# [REQUIRED WORK]
Rewrite all the lines below, swapping each occurrence of "interactable" for "clickable" and keeping everything else the same. Leave the pictures out.

# [LISTED ENTRIES]
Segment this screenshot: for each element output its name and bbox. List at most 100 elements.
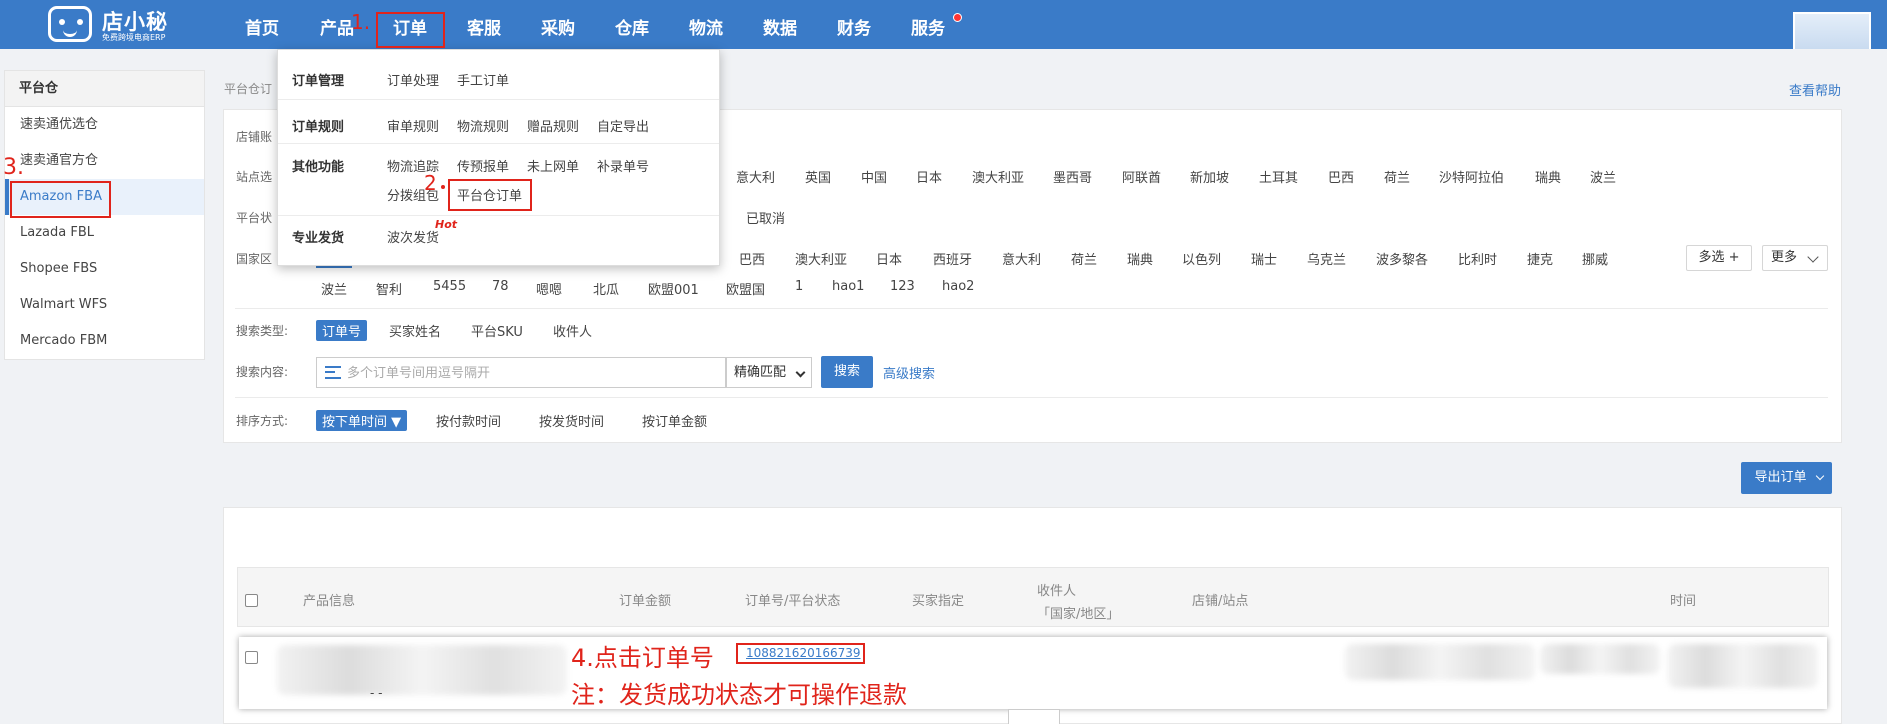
search-button[interactable]: 搜索 xyxy=(821,356,873,388)
country-option-poland[interactable]: 波兰 xyxy=(321,279,347,298)
blurred-site-info xyxy=(1540,644,1660,674)
country-option-hao1[interactable]: hao1 xyxy=(832,279,864,294)
menu-section-order-rules: 订单规则 xyxy=(292,120,345,135)
menu-item-review-rules[interactable]: 审单规则 xyxy=(387,116,439,135)
country-option-sweden[interactable]: 瑞典 xyxy=(1127,249,1153,268)
country-option-chile[interactable]: 智利 xyxy=(376,279,402,298)
search-type-platform-sku[interactable]: 平台SKU xyxy=(471,321,523,340)
list-icon xyxy=(325,366,341,379)
sort-option-order-time[interactable]: 按下单时间 ▼ xyxy=(316,410,408,431)
menu-item-gift-rules[interactable]: 赠品规则 xyxy=(527,116,579,135)
nav-warehouse[interactable]: 仓库 xyxy=(615,0,649,49)
search-type-recipient[interactable]: 收件人 xyxy=(553,321,592,340)
nav-home[interactable]: 首页 xyxy=(245,0,279,49)
hot-badge: Hot xyxy=(435,218,458,231)
search-type-order-no[interactable]: 订单号 xyxy=(316,320,368,341)
select-all-checkbox[interactable] xyxy=(245,594,258,607)
country-option-78[interactable]: 78 xyxy=(492,279,509,294)
country-option-ukraine[interactable]: 乌克兰 xyxy=(1307,249,1346,268)
country-option-israel[interactable]: 以色列 xyxy=(1182,249,1221,268)
country-option-czech[interactable]: 捷克 xyxy=(1527,249,1553,268)
row-expand-tab[interactable] xyxy=(1008,709,1060,724)
country-option-123[interactable]: 123 xyxy=(890,279,915,294)
site-option-uk[interactable]: 英国 xyxy=(805,167,831,186)
site-option-italy[interactable]: 意大利 xyxy=(736,167,775,186)
country-option-enen[interactable]: 嗯嗯 xyxy=(536,279,562,298)
nav-finance[interactable]: 财务 xyxy=(837,0,871,49)
sidebar-item-walmart-wfs[interactable]: Walmart WFS xyxy=(5,287,204,323)
country-option-norway[interactable]: 挪威 xyxy=(1582,249,1608,268)
country-option-switzerland[interactable]: 瑞士 xyxy=(1251,249,1277,268)
site-option-turkey[interactable]: 土耳其 xyxy=(1259,167,1298,186)
sort-option-order-amount[interactable]: 按订单金额 xyxy=(642,411,707,430)
advanced-search-link[interactable]: 高级搜索 xyxy=(883,363,935,382)
sidebar-item-aliexpress-choice[interactable]: 速卖通优选仓 xyxy=(5,107,204,143)
order-dropdown-menu: 订单管理 订单处理 手工订单 订单规则 审单规则 物流规则 赠品规则 自定导出 … xyxy=(277,49,720,266)
country-option-italy[interactable]: 意大利 xyxy=(1002,249,1041,268)
country-option-japan[interactable]: 日本 xyxy=(876,249,902,268)
search-type-buyer-name[interactable]: 买家姓名 xyxy=(389,321,441,340)
sidebar-item-shopee-fbs[interactable]: Shopee FBS xyxy=(5,251,204,287)
export-orders-button[interactable]: 导出订单 xyxy=(1741,462,1832,494)
top-nav-bar: 店小秘 免费跨境电商ERP 首页 产品 订单 客服 采购 仓库 物流 数据 财务… xyxy=(0,0,1887,49)
site-option-brazil[interactable]: 巴西 xyxy=(1328,167,1354,186)
user-avatar[interactable] xyxy=(1793,12,1871,49)
nav-service[interactable]: 服务 xyxy=(911,0,945,49)
menu-item-manual-order[interactable]: 手工订单 xyxy=(457,70,509,89)
site-option-netherlands[interactable]: 荷兰 xyxy=(1384,167,1410,186)
country-option-australia[interactable]: 澳大利亚 xyxy=(795,249,847,268)
site-option-china[interactable]: 中国 xyxy=(861,167,887,186)
menu-item-platform-warehouse-order[interactable]: 平台仓订单 xyxy=(457,185,522,204)
country-option-puerto-rico[interactable]: 波多黎各 xyxy=(1376,249,1428,268)
menu-item-order-processing[interactable]: 订单处理 xyxy=(387,70,439,89)
export-orders-label: 导出订单 xyxy=(1754,470,1807,485)
menu-item-custom-export[interactable]: 自定导出 xyxy=(597,116,649,135)
nav-customer-service[interactable]: 客服 xyxy=(467,0,501,49)
sidebar-item-lazada-fbl[interactable]: Lazada FBL xyxy=(5,215,204,251)
site-option-poland[interactable]: 波兰 xyxy=(1590,167,1616,186)
more-button[interactable]: 更多 xyxy=(1762,245,1828,271)
country-option-spain[interactable]: 西班牙 xyxy=(933,249,972,268)
country-option-eu[interactable]: 欧盟国 xyxy=(726,279,765,298)
nav-logistics[interactable]: 物流 xyxy=(689,0,723,49)
search-input[interactable] xyxy=(347,363,717,383)
multi-select-button[interactable]: 多选 + xyxy=(1686,245,1752,271)
sort-option-ship-time[interactable]: 按发货时间 xyxy=(539,411,604,430)
sidebar-item-amazon-fba[interactable]: Amazon FBA xyxy=(5,179,204,215)
nav-product[interactable]: 产品 xyxy=(320,0,354,49)
header-product-info: 产品信息 xyxy=(303,594,356,609)
status-option-cancelled[interactable]: 已取消 xyxy=(746,208,785,227)
help-link[interactable]: 查看帮助 xyxy=(1789,80,1841,99)
country-option-netherlands[interactable]: 荷兰 xyxy=(1071,249,1097,268)
menu-item-upload-forecast[interactable]: 传预报单 xyxy=(457,156,509,175)
menu-item-not-online[interactable]: 未上网单 xyxy=(527,156,579,175)
order-number-link[interactable]: 108821620166739 xyxy=(746,646,861,660)
row-checkbox[interactable] xyxy=(245,651,258,664)
menu-item-logistics-rules[interactable]: 物流规则 xyxy=(457,116,509,135)
app-logo[interactable]: 店小秘 免费跨境电商ERP xyxy=(46,4,176,44)
site-option-mexico[interactable]: 墨西哥 xyxy=(1053,167,1092,186)
site-option-australia[interactable]: 澳大利亚 xyxy=(972,167,1024,186)
country-option-beigua[interactable]: 北瓜 xyxy=(593,279,619,298)
sidebar-item-aliexpress-official[interactable]: 速卖通官方仓 xyxy=(5,143,204,179)
site-option-saudi[interactable]: 沙特阿拉伯 xyxy=(1439,167,1504,186)
sidebar-item-mercado-fbm[interactable]: Mercado FBM xyxy=(5,323,204,359)
nav-data[interactable]: 数据 xyxy=(763,0,797,49)
country-option-1[interactable]: 1 xyxy=(795,279,803,294)
site-option-uae[interactable]: 阿联酋 xyxy=(1122,167,1161,186)
site-option-japan[interactable]: 日本 xyxy=(916,167,942,186)
menu-item-supplement-tracking[interactable]: 补录单号 xyxy=(597,156,649,175)
nav-order[interactable]: 订单 xyxy=(393,0,427,49)
site-option-singapore[interactable]: 新加坡 xyxy=(1190,167,1229,186)
site-option-sweden[interactable]: 瑞典 xyxy=(1535,167,1561,186)
match-mode-select[interactable]: 精确匹配 xyxy=(726,357,812,388)
country-option-5455[interactable]: 5455 xyxy=(433,279,466,294)
country-option-eu001[interactable]: 欧盟001 xyxy=(648,279,699,298)
sort-option-payment-time[interactable]: 按付款时间 xyxy=(436,411,501,430)
menu-item-batch-shipping[interactable]: 波次发货 xyxy=(387,227,439,246)
annotation-step2-dot xyxy=(441,185,445,189)
country-option-belgium[interactable]: 比利时 xyxy=(1458,249,1497,268)
country-option-brazil[interactable]: 巴西 xyxy=(739,249,765,268)
country-option-hao2[interactable]: hao2 xyxy=(942,279,974,294)
nav-purchase[interactable]: 采购 xyxy=(541,0,575,49)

# [EXERCISE RESULT]
Segment this screenshot: for each element output its name and bbox. List at most 100 elements.
search-button[clickable]: 搜索 xyxy=(821,356,873,388)
country-option-poland[clickable]: 波兰 xyxy=(321,279,347,298)
blurred-site-info xyxy=(1540,644,1660,674)
country-option-hao1[clickable]: hao1 xyxy=(832,279,864,294)
menu-section-order-rules: 订单规则 xyxy=(292,120,345,135)
menu-item-review-rules[clickable]: 审单规则 xyxy=(387,116,439,135)
country-option-sweden[clickable]: 瑞典 xyxy=(1127,249,1153,268)
country-option-chile[clickable]: 智利 xyxy=(376,279,402,298)
search-type-platform-sku[clickable]: 平台SKU xyxy=(471,321,523,340)
list-icon xyxy=(325,366,341,379)
sort-option-order-time[clickable]: 按下单时间 ▼ xyxy=(316,410,408,431)
menu-item-gift-rules[clickable]: 赠品规则 xyxy=(527,116,579,135)
nav-warehouse[clickable]: 仓库 xyxy=(615,0,649,49)
search-type-recipient[clickable]: 收件人 xyxy=(553,321,592,340)
nav-home[clickable]: 首页 xyxy=(245,0,279,49)
hot-badge: Hot xyxy=(435,218,458,231)
search-type-order-no[clickable]: 订单号 xyxy=(316,320,368,341)
select-all-checkbox[clickable] xyxy=(245,594,258,607)
country-option-78[clickable]: 78 xyxy=(492,279,509,294)
country-option-ukraine[clickable]: 乌克兰 xyxy=(1307,249,1346,268)
country-option-israel[clickable]: 以色列 xyxy=(1182,249,1221,268)
country-option-czech[clickable]: 捷克 xyxy=(1527,249,1553,268)
row-expand-tab[clickable] xyxy=(1008,709,1060,724)
country-option-123[clickable]: 123 xyxy=(890,279,915,294)
site-option-uk[clickable]: 英国 xyxy=(805,167,831,186)
site-option-italy[clickable]: 意大利 xyxy=(736,167,775,186)
country-option-enen[clickable]: 嗯嗯 xyxy=(536,279,562,298)
nav-finance[clickable]: 财务 xyxy=(837,0,871,49)
sidebar-item-walmart-wfs[clickable]: Walmart WFS xyxy=(5,287,204,323)
country-option-norway[clickable]: 挪威 xyxy=(1582,249,1608,268)
country-option-switzerland[clickable]: 瑞士 xyxy=(1251,249,1277,268)
site-option-turkey[clickable]: 土耳其 xyxy=(1259,167,1298,186)
sort-option-order-amount[clickable]: 按订单金额 xyxy=(642,411,707,430)
advanced-search-link[clickable]: 高级搜索 xyxy=(883,363,935,382)
sidebar-item-aliexpress-choice[clickable]: 速卖通优选仓 xyxy=(5,107,204,143)
order-dropdown-menu: 订单管理 订单处理 手工订单 订单规则 审单规则 物流规则 赠品规则 自定导出 … xyxy=(277,49,720,266)
country-option-italy[clickable]: 意大利 xyxy=(1002,249,1041,268)
country-option-japan[clickable]: 日本 xyxy=(876,249,902,268)
search-type-buyer-name[clickable]: 买家姓名 xyxy=(389,321,441,340)
sidebar-item-shopee-fbs[clickable]: Shopee FBS xyxy=(5,251,204,287)
export-orders-button[clickable]: 导出订单 xyxy=(1741,462,1832,494)
top-nav-bar: 店小秘 免费跨境电商ERP 首页 产品 订单 客服 采购 仓库 物流 数据 财务… xyxy=(0,0,1887,49)
site-option-brazil[clickable]: 巴西 xyxy=(1328,167,1354,186)
user-avatar[clickable] xyxy=(1793,12,1871,49)
nav-service[clickable]: 服务 xyxy=(911,0,945,49)
menu-item-manual-order[clickable]: 手工订单 xyxy=(457,70,509,89)
site-option-netherlands[clickable]: 荷兰 xyxy=(1384,167,1410,186)
country-option-australia[clickable]: 澳大利亚 xyxy=(795,249,847,268)
site-option-china[clickable]: 中国 xyxy=(861,167,887,186)
menu-item-platform-warehouse-order[clickable]: 平台仓订单 xyxy=(457,185,522,204)
country-option-puerto-rico[clickable]: 波多黎各 xyxy=(1376,249,1428,268)
menu-item-order-processing[clickable]: 订单处理 xyxy=(387,70,439,89)
export-orders-label: 导出订单 xyxy=(1754,470,1807,485)
menu-item-custom-export[clickable]: 自定导出 xyxy=(597,116,649,135)
nav-customer-service[clickable]: 客服 xyxy=(467,0,501,49)
sidebar-item-lazada-fbl[clickable]: Lazada FBL xyxy=(5,215,204,251)
site-option-poland[clickable]: 波兰 xyxy=(1590,167,1616,186)
more-button[clickable]: 更多 xyxy=(1762,245,1828,271)
country-option-spain[clickable]: 西班牙 xyxy=(933,249,972,268)
country-option-eu[clickable]: 欧盟国 xyxy=(726,279,765,298)
nav-logistics[clickable]: 物流 xyxy=(689,0,723,49)
search-input[clickable] xyxy=(347,363,717,383)
multi-select-button[clickable]: 多选 + xyxy=(1686,245,1752,271)
sort-option-ship-time[clickable]: 按发货时间 xyxy=(539,411,604,430)
sidebar-item-amazon-fba[clickable]: Amazon FBA xyxy=(5,179,204,215)
nav-product[clickable]: 产品 xyxy=(320,0,354,49)
header-product-info: 产品信息 xyxy=(303,594,356,609)
status-option-cancelled[clickable]: 已取消 xyxy=(746,208,785,227)
help-link[clickable]: 查看帮助 xyxy=(1789,80,1841,99)
country-option-netherlands[clickable]: 荷兰 xyxy=(1071,249,1097,268)
menu-item-upload-forecast[clickable]: 传预报单 xyxy=(457,156,509,175)
menu-item-not-online[clickable]: 未上网单 xyxy=(527,156,579,175)
order-number-link[clickable]: 108821620166739 xyxy=(746,646,861,660)
row-checkbox[clickable] xyxy=(245,651,258,664)
menu-item-logistics-rules[clickable]: 物流规则 xyxy=(457,116,509,135)
app-logo[clickable]: 店小秘 免费跨境电商ERP xyxy=(46,4,176,44)
site-option-mexico[clickable]: 墨西哥 xyxy=(1053,167,1092,186)
site-option-australia[clickable]: 澳大利亚 xyxy=(972,167,1024,186)
country-option-beigua[clickable]: 北瓜 xyxy=(593,279,619,298)
sidebar-item-aliexpress-official[clickable]: 速卖通官方仓 xyxy=(5,143,204,179)
site-option-saudi[clickable]: 沙特阿拉伯 xyxy=(1439,167,1504,186)
sidebar-item-mercado-fbm[clickable]: Mercado FBM xyxy=(5,323,204,359)
nav-data[clickable]: 数据 xyxy=(763,0,797,49)
country-option-1[clickable]: 1 xyxy=(795,279,803,294)
site-option-uae[clickable]: 阿联酋 xyxy=(1122,167,1161,186)
site-option-japan[clickable]: 日本 xyxy=(916,167,942,186)
menu-item-supplement-tracking[clickable]: 补录单号 xyxy=(597,156,649,175)
nav-order[clickable]: 订单 xyxy=(393,0,427,49)
site-option-singapore[clickable]: 新加坡 xyxy=(1190,167,1229,186)
site-option-sweden[clickable]: 瑞典 xyxy=(1535,167,1561,186)
match-mode-select[clickable]: 精确匹配 xyxy=(726,357,812,388)
country-option-5455[clickable]: 5455 xyxy=(433,279,466,294)
country-option-eu001[clickable]: 欧盟001 xyxy=(648,279,699,298)
sort-option-payment-time[clickable]: 按付款时间 xyxy=(436,411,501,430)
menu-item-batch-shipping[clickable]: 波次发货 xyxy=(387,227,439,246)
annotation-step2-dot xyxy=(441,185,445,189)
country-option-belgium[clickable]: 比利时 xyxy=(1458,249,1497,268)
country-option-brazil[clickable]: 巴西 xyxy=(739,249,765,268)
country-option-hao2[clickable]: hao2 xyxy=(942,279,974,294)
nav-purchase[clickable]: 采购 xyxy=(541,0,575,49)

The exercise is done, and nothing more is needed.